### Document section
First I build the model and take a look at the report results. An ARIMA(0,2,1) was selected.
fit_1 <- aus_airpassengers %>%
model(ARIMA(Passengers))
report(fit_1)
## Series: Passengers
## Model: ARIMA(0,2,1)
##
## Coefficients:
## ma1
## -0.8963
## s.e. 0.0594
##
## sigma^2 estimated as 4.308: log likelihood=-97.02
## AIC=198.04 AICc=198.32 BIC=201.65
In looking at the residuals we see a fairly normal histogram and the ACF plot has values within the bounds, suggesting the residuals are only white noise.
fit_1 %>%
gg_tsresiduals()
Forecasting 10 years of data is displayed with confidence levels below. The upward trend continues, with decreasing confidence of the predicted values, as expected.
fit_1 %>%
forecast(h = 10) %>%
autoplot(aus_airpassengers)
Unfortunately I didn’t understand this very short section of the chapter and am not sure the use/application of a backshift operation notation without seeing any examples.

### Given records

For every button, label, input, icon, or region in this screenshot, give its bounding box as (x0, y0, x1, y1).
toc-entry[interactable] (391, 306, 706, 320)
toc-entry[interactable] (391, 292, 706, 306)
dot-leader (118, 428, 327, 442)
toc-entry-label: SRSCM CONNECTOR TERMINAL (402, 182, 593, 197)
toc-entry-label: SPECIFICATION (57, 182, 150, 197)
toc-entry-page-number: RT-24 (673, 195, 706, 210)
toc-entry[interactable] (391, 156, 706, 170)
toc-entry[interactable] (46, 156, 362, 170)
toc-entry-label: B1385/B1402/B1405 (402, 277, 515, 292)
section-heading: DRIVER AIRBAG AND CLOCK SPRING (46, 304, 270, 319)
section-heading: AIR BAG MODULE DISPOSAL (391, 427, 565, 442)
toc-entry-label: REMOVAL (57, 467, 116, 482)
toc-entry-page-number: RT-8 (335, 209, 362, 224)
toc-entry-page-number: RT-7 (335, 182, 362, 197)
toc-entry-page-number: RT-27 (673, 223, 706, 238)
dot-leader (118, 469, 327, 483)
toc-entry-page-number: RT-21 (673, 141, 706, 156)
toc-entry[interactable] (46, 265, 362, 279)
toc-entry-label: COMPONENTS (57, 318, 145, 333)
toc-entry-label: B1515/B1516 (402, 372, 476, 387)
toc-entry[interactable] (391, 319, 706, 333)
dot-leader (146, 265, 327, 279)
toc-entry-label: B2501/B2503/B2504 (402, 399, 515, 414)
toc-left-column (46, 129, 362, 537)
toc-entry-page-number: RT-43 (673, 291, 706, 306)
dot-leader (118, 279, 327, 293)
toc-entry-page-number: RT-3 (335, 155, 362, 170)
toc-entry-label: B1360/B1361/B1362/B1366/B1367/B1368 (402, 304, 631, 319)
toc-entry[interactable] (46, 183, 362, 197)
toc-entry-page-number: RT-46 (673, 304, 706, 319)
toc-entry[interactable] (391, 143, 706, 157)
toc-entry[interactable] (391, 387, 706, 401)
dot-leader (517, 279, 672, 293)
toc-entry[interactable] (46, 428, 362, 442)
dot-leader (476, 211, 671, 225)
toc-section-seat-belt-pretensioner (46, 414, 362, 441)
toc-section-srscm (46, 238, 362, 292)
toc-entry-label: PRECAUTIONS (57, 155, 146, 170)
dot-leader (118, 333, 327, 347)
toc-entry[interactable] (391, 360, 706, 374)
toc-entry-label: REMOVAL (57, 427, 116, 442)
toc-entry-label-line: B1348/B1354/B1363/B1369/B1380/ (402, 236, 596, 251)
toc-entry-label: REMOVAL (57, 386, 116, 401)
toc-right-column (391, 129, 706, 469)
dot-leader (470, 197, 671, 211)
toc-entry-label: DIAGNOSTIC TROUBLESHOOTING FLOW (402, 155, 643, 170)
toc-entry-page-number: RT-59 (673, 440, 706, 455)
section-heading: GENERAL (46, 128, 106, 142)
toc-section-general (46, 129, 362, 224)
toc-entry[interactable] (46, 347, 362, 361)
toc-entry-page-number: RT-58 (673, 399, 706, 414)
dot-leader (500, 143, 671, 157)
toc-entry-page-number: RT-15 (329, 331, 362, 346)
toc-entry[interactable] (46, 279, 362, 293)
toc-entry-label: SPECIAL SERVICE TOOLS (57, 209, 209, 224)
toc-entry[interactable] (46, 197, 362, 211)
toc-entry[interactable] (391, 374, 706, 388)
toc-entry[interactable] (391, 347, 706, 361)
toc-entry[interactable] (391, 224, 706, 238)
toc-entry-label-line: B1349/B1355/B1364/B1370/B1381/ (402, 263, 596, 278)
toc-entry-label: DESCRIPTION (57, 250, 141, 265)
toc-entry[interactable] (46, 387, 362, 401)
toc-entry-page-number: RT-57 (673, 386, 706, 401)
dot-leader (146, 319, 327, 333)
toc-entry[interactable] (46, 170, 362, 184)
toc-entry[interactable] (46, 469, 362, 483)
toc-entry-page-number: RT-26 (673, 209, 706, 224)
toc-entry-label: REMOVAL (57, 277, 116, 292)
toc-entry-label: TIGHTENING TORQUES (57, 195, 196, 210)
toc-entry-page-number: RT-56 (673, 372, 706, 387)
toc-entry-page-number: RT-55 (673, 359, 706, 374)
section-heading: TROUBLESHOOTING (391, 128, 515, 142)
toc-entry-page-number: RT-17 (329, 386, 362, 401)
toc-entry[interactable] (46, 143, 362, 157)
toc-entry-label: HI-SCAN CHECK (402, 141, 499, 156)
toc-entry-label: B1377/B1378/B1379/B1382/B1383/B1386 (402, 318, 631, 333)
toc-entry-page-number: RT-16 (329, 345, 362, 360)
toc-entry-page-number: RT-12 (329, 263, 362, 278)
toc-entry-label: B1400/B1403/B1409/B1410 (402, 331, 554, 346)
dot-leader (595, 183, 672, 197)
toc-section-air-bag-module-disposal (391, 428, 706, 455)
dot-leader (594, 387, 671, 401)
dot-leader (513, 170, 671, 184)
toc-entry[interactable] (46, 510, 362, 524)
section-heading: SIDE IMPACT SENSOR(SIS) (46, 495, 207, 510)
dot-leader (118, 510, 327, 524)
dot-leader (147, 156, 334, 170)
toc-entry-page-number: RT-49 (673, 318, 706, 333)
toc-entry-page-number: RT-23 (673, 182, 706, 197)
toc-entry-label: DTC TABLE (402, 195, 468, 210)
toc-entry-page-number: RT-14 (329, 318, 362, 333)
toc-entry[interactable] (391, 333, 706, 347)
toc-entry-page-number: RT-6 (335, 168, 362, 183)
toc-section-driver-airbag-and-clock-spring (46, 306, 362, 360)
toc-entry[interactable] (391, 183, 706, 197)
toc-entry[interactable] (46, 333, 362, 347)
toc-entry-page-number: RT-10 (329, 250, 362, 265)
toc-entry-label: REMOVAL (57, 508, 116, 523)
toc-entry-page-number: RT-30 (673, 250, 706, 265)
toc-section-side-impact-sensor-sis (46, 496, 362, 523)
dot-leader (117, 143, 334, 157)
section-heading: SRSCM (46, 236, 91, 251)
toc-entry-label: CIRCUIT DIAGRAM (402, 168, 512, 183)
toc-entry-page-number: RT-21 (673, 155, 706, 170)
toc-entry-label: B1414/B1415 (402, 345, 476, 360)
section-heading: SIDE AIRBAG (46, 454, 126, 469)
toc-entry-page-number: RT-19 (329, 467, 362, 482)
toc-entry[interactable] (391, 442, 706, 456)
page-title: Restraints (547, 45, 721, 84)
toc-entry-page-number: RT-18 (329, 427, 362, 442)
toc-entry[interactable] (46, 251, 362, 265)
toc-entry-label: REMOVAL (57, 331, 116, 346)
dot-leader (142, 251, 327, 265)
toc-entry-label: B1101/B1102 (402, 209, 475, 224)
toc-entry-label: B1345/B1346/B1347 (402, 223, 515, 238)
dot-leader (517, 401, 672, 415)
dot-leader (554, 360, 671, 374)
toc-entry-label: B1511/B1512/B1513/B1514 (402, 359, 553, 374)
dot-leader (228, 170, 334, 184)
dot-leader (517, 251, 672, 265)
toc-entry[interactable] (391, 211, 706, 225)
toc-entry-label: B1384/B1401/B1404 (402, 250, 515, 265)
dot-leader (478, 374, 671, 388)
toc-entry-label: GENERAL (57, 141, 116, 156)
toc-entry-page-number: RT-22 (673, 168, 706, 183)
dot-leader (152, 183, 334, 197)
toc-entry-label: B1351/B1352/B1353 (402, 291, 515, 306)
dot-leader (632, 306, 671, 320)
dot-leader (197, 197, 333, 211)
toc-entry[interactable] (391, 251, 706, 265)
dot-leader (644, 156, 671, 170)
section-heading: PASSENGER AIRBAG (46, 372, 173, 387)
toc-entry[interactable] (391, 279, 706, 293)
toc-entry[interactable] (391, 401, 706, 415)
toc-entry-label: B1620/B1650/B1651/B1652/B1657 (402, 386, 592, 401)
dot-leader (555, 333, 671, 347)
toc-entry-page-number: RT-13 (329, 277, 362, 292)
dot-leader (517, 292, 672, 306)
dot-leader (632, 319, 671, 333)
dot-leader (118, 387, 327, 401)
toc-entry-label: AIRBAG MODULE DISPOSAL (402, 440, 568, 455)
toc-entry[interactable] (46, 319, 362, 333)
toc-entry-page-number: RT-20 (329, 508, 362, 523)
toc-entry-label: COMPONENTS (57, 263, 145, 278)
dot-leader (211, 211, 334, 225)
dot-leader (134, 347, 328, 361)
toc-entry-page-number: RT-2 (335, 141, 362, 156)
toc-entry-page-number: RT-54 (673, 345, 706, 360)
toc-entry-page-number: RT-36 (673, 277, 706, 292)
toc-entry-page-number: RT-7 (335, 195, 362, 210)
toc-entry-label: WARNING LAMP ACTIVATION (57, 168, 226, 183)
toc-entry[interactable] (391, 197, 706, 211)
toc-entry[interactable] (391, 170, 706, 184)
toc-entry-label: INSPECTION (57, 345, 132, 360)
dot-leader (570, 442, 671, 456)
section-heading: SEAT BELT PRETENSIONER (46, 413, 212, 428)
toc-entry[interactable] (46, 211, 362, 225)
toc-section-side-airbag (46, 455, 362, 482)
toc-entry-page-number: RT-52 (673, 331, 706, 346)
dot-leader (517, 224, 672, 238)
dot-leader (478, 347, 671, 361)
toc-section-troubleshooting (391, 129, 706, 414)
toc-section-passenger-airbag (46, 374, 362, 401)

### Given task 1
Please copy the listing verbatim, from its first line through the line that contains "toc-entry[interactable] (46, 156, 362, 170)", with both ends included.
### Given task 2
Carry the write-up on the ARIMA model of Australian air passengers further, starting after its final sentence.

### Task output 1
For every button, label, input, icon, or region in this screenshot, give its bounding box as (x0, y0, x1, y1).
toc-entry[interactable] (391, 306, 706, 320)
toc-entry[interactable] (391, 292, 706, 306)
dot-leader (118, 428, 327, 442)
toc-entry-label: SRSCM CONNECTOR TERMINAL (402, 182, 593, 197)
toc-entry-label: SPECIFICATION (57, 182, 150, 197)
toc-entry-page-number: RT-24 (673, 195, 706, 210)
toc-entry[interactable] (391, 156, 706, 170)
toc-entry[interactable] (46, 156, 362, 170)

### Task output 2
This model with the drift appears to have more conservative forecasts, still an upward trend but not as rapid.
#model ARIMA with forced 0,1,0
fit_2 <- aus_airpassengers %>%
model(ARIMA(Passengers ~ pdq(0,1,0)))
fit_2 %>%
forecast(h = 10) %>%
autoplot(aus_airpassengers)
This model doesn’t appear to generate any forecast at all with the package I was using, so I switched packages so I can use the include.drift parameter. After exploring further, removing the constant prevent it from building a model, so the constant is necessary - possibly for stationarity?
# force ARIMA to 2,1,2 - switching to other package as I don't know how to add drift
fit_3 <- Arima(aus_airpassengers$Passengers,
order = c(2,1,2), include.drift = TRUE)
fit_3 %>%
forecast(h = 10) %>%
autoplot()
This is the same model/plot as done in part A, except we’ve forced the model this time.
#model ARIMA with forced 0,1,0
fit_4 <- aus_airpassengers %>%
model(ARIMA(Passengers ~ pdq(0,2,1)))
fit_4 %>%
forecast(h = 10) %>%
autoplot(aus_airpassengers)
I created the subset dataframe and plot. It appears to be a fairly smooth upward trend with no seasonality or cycles.
usa_gdp <- global_economy %>%
filter(Country == "United States") %>%
dplyr::select(GDP)
usa_gdp %>%
autoplot(GDP)
With a lambda of 0.28 we will perform a Box-Cox transformation.
#determine lambda
BoxCox.lambda(usa_gdp$GDP)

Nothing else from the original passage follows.